Passage provided =
▶
# Lizards > General Geckos >  New Addition To Our Zoo: Nathan Explosion

## Pandora

I would like to introduce to you the newest member of my family, our baby Pictus gecko, Nathan Explosion... =] I am in love

My boys <3


I have big hands... he's tiny






This is him on my pinky...


hahaha =]


Okay... I'm done... be jealous of the cuteness this is currently sitting in the corner of my macbook screen

----------


## llovelace

I love the 3rd & 6th pic, he is a cutie

----------

_Pandora_ (05-26-2010)

----------


## abi21491

haha, cute guy and awesome name  :Smile:  I love that show.

----------

_Pandora_ (05-26-2010)

----------


## Pandora

> haha, cute guy and awesome name  I love that show.


Yay! I'm so glad someone recognized where the name was from
We're trying to get all the band member names assigned lol

----------


## abi21491

> Yay! I'm so glad someone recognized where the name was from
> We're trying to get all the band member names assigned lol


ahahaha. Toki Wartooth is my favorite  :Razz:  I have every episode of that show, lmao.

----------


## Pandora

> ahahaha. Toki Wartooth is my favorite  I have every episode of that show, lmao.


As do my boyfriend and I
we bought the cd too...
it is our agreed upon driving music lol

----------


## abi21491

> As do my boyfriend and I
> we bought the cd too...
> it is our agreed upon driving music lol


Awesome, the cd is great  :Very Happy:

----------


## blackcrystal22

Perfect name.
I might have to name my next gecko Toki. Sounds a bit like Tokay.  :Wink: 

He looks feisty and energetic but adorible. Fatten that boy up! He's definitely a cutie.

----------

_Pandora_ (05-26-2010)

----------


## Pandora

> Perfect name.
> I might have to name my next gecko Toki. Sounds a bit like Tokay. 
> 
> He looks feisty and energetic but adorible. Fatten that boy up! He's definitely a cutie.
◀
Dataset records =
▶
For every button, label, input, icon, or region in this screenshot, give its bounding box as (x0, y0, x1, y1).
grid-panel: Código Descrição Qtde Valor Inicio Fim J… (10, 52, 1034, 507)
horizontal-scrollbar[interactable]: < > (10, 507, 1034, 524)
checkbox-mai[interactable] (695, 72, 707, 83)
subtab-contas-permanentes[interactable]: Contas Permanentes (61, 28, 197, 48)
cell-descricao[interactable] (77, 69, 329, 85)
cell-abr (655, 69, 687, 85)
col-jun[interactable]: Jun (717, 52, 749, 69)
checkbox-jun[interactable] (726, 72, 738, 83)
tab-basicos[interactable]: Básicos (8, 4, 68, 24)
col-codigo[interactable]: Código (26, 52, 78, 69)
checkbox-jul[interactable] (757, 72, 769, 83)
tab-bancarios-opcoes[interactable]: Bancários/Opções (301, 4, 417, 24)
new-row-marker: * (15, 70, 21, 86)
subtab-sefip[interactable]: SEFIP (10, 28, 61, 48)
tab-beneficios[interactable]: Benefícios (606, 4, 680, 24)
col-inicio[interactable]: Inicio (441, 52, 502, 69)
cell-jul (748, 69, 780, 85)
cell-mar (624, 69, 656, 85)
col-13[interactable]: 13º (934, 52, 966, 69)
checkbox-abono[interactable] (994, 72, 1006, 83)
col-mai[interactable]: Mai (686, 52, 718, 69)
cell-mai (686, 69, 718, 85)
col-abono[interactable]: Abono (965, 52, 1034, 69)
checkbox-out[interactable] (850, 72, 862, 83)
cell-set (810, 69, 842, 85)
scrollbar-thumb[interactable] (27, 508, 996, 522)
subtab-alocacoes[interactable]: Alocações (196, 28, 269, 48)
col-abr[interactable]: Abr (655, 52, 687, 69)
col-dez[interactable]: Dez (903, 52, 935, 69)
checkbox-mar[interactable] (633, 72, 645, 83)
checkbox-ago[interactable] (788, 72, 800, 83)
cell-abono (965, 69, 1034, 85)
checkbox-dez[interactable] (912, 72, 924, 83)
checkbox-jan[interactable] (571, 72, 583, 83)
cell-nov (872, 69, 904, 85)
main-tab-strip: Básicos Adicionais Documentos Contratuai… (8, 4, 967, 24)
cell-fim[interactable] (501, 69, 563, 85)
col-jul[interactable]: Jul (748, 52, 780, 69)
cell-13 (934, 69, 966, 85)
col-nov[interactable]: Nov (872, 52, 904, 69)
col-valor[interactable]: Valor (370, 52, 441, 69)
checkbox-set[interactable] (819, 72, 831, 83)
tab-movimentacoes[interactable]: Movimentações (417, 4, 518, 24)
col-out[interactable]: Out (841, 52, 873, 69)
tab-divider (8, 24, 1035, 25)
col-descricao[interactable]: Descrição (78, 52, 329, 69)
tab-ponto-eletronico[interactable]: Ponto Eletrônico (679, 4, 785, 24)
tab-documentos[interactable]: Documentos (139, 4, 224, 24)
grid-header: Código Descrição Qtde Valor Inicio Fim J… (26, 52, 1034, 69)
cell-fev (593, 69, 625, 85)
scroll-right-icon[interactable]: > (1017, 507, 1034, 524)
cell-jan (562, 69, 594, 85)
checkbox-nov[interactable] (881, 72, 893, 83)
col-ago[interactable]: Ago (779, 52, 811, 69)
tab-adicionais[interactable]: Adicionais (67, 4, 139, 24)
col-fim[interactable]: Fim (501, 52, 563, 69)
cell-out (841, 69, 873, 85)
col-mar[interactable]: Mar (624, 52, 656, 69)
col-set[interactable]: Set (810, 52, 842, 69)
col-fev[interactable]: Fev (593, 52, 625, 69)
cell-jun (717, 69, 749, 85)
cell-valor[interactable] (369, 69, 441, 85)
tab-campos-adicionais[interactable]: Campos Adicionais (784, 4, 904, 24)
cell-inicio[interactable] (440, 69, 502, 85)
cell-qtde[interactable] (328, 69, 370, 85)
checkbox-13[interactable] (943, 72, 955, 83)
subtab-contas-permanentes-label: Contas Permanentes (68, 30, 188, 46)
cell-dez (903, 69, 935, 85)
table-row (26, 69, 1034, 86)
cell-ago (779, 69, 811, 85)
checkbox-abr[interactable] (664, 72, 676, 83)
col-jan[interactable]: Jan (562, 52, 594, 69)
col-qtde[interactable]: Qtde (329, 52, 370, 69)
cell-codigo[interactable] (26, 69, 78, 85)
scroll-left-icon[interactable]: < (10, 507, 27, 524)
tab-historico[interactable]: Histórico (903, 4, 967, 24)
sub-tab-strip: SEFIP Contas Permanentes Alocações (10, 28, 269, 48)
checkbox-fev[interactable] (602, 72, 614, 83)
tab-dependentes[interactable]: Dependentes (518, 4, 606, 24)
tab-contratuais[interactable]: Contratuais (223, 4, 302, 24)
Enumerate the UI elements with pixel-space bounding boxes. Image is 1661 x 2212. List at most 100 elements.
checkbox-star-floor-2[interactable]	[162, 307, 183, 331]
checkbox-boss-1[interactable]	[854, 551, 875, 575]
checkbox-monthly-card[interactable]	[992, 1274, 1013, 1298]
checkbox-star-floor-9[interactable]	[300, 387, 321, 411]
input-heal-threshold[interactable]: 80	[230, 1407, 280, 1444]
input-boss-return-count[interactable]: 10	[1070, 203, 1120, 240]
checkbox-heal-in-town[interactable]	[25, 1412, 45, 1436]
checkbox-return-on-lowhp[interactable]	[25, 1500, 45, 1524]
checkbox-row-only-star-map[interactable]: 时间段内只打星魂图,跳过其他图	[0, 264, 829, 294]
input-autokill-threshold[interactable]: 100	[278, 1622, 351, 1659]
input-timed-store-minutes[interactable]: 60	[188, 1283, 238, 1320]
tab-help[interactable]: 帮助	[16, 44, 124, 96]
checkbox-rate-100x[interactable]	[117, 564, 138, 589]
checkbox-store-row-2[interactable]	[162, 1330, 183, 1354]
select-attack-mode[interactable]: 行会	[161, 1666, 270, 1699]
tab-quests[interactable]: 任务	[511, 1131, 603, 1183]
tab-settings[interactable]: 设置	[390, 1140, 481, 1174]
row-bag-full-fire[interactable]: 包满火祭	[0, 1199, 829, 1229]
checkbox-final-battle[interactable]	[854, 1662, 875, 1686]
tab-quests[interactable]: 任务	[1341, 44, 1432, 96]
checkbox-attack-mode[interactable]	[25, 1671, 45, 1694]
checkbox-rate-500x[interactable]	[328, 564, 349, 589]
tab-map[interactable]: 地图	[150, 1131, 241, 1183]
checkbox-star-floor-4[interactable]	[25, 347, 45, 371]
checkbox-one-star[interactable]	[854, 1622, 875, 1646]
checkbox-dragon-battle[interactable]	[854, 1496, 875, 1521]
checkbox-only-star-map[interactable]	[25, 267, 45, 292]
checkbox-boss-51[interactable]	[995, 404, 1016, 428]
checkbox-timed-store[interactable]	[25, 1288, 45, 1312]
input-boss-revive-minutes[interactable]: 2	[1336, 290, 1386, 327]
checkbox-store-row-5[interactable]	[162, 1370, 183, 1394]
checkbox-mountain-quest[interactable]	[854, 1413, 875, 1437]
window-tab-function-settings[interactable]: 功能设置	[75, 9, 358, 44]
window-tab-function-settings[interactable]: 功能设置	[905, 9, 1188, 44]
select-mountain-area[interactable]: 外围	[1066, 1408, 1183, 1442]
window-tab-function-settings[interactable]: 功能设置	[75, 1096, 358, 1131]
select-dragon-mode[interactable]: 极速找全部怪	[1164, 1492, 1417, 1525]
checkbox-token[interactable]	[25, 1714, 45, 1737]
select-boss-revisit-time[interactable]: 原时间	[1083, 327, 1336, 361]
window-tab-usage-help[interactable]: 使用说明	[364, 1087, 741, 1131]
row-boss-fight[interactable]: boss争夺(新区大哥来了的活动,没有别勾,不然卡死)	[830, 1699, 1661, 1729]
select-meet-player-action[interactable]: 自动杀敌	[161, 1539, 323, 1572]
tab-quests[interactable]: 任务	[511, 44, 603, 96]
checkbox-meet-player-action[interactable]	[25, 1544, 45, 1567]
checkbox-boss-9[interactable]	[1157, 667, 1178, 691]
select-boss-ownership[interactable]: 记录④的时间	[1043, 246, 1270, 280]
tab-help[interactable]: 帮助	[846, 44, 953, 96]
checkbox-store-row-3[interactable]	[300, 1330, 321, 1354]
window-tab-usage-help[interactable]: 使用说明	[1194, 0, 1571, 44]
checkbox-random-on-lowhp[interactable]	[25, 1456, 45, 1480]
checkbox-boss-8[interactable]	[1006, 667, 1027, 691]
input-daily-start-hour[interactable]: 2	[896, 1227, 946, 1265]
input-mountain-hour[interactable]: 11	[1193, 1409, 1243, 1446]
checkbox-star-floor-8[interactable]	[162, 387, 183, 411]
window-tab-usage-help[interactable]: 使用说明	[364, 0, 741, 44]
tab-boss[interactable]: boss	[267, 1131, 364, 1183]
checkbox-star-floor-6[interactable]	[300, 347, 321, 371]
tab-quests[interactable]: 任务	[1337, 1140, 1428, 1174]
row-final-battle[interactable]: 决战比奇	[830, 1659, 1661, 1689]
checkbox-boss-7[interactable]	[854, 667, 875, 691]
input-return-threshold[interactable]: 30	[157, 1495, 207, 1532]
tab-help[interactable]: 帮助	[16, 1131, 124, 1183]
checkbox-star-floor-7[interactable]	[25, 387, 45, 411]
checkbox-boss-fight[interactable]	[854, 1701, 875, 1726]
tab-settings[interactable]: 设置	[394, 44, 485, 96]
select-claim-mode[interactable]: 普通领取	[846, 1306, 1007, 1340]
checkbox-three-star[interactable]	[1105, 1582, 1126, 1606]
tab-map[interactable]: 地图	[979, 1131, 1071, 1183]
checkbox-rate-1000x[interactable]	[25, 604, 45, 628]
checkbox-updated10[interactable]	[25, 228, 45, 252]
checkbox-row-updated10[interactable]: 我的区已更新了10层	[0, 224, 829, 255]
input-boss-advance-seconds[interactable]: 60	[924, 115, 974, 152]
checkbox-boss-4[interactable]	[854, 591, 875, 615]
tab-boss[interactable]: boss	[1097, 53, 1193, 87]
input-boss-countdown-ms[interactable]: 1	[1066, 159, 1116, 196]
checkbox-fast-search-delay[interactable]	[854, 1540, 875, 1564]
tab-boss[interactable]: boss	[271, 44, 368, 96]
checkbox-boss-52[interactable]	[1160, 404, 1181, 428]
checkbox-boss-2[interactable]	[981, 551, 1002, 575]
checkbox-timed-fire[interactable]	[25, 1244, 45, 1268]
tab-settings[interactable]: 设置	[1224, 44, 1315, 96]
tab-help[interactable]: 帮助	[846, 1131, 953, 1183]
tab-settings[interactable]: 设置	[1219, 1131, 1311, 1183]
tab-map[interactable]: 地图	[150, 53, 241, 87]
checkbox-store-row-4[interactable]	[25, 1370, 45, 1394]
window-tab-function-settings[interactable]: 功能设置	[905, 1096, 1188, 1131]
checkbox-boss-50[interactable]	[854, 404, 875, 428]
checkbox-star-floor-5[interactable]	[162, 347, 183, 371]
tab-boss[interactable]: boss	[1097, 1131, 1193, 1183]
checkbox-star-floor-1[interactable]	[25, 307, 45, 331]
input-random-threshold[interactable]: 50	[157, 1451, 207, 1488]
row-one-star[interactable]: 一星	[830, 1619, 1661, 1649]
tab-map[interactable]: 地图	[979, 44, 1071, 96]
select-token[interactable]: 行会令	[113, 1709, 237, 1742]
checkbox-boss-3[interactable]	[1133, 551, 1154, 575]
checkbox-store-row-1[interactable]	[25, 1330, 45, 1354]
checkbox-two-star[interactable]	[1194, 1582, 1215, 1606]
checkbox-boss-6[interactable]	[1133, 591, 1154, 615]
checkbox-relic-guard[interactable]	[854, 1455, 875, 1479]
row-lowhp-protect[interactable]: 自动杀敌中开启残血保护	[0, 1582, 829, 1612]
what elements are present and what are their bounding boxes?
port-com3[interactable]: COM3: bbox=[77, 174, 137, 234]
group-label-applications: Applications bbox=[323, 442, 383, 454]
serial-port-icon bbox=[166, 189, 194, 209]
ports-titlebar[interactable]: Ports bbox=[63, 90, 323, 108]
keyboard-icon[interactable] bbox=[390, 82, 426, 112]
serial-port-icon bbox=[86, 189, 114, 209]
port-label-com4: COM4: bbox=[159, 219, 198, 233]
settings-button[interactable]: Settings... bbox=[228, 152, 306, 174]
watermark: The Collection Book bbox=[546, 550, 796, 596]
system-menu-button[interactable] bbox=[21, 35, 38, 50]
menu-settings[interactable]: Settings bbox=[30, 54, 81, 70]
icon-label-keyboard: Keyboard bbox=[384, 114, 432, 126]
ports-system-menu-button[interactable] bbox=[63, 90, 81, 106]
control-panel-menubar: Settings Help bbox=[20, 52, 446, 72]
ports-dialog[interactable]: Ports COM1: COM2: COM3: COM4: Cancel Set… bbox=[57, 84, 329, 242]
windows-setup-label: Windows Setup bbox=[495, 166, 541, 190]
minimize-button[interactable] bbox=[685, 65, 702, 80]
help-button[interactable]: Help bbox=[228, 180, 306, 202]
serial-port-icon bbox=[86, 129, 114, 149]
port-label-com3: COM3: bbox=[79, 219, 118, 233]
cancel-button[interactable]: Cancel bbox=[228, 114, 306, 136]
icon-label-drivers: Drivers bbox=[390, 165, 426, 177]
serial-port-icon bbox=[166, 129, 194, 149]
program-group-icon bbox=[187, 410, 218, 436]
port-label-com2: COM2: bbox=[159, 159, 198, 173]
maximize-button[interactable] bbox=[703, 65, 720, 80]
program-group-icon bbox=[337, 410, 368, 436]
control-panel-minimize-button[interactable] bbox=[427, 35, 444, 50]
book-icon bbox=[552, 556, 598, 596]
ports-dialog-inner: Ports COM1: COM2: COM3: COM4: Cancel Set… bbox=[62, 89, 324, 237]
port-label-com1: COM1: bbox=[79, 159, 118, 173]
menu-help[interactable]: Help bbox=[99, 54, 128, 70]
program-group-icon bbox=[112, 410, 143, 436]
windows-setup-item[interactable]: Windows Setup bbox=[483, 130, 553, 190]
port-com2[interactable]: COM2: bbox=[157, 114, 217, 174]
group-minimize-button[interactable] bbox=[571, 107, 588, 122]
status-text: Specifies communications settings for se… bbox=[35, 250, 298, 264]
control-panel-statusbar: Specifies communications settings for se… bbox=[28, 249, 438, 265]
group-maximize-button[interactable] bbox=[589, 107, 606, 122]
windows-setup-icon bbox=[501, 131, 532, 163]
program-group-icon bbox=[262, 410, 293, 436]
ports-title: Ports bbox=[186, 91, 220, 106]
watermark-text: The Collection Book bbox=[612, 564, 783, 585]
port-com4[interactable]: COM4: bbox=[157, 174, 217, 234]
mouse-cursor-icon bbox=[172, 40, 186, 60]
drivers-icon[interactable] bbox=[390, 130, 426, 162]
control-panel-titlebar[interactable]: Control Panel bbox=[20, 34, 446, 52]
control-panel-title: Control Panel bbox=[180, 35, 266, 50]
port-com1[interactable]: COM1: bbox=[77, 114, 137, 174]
◀
Short task = Copy out the forum thread about the new pet gecko word for word, from its title line to the final quoted reply.

Result of the exercise =
# Lizards > General Geckos >  New Addition To Our Zoo: Nathan Explosion

## Pandora

I would like to introduce to you the newest member of my family, our baby Pictus gecko, Nathan Explosion... =] I am in love

My boys <3


I have big hands... he's tiny






This is him on my pinky...


hahaha =]


Okay... I'm done... be jealous of the cuteness this is currently sitting in the corner of my macbook screen

----------


## llovelace

I love the 3rd & 6th pic, he is a cutie

----------

_Pandora_ (05-26-2010)

----------


## abi21491

haha, cute guy and awesome name  :Smile:  I love that show.

----------

_Pandora_ (05-26-2010)

----------


## Pandora

> haha, cute guy and awesome name  I love that show.


Yay! I'm so glad someone recognized where the name was from
We're trying to get all the band member names assigned lol

----------


## abi21491

> Yay! I'm so glad someone recognized where the name was from
> We're trying to get all the band member names assigned lol


ahahaha. Toki Wartooth is my favorite  :Razz:  I have every episode of that show, lmao.

----------


## Pandora

> ahahaha. Toki Wartooth is my favorite  I have every episode of that show, lmao.


As do my boyfriend and I
we bought the cd too...
it is our agreed upon driving music lol

----------


## abi21491

> As do my boyfriend and I
> we bought the cd too...
> it is our agreed upon driving music lol


Awesome, the cd is great  :Very Happy:

----------


## blackcrystal22

Perfect name.
I might have to name my next gecko Toki. Sounds a bit like Tokay.  :Wink: 

He looks feisty and energetic but adorible. Fatten that boy up! He's definitely a cutie.

----------

_Pandora_ (05-26-2010)

----------


## Pandora

> Perfect name.
> I might have to name my next gecko Toki. Sounds a bit like Tokay. 
> 
> He looks feisty and energetic but adorible. Fatten that boy up! He's definitely a cutie.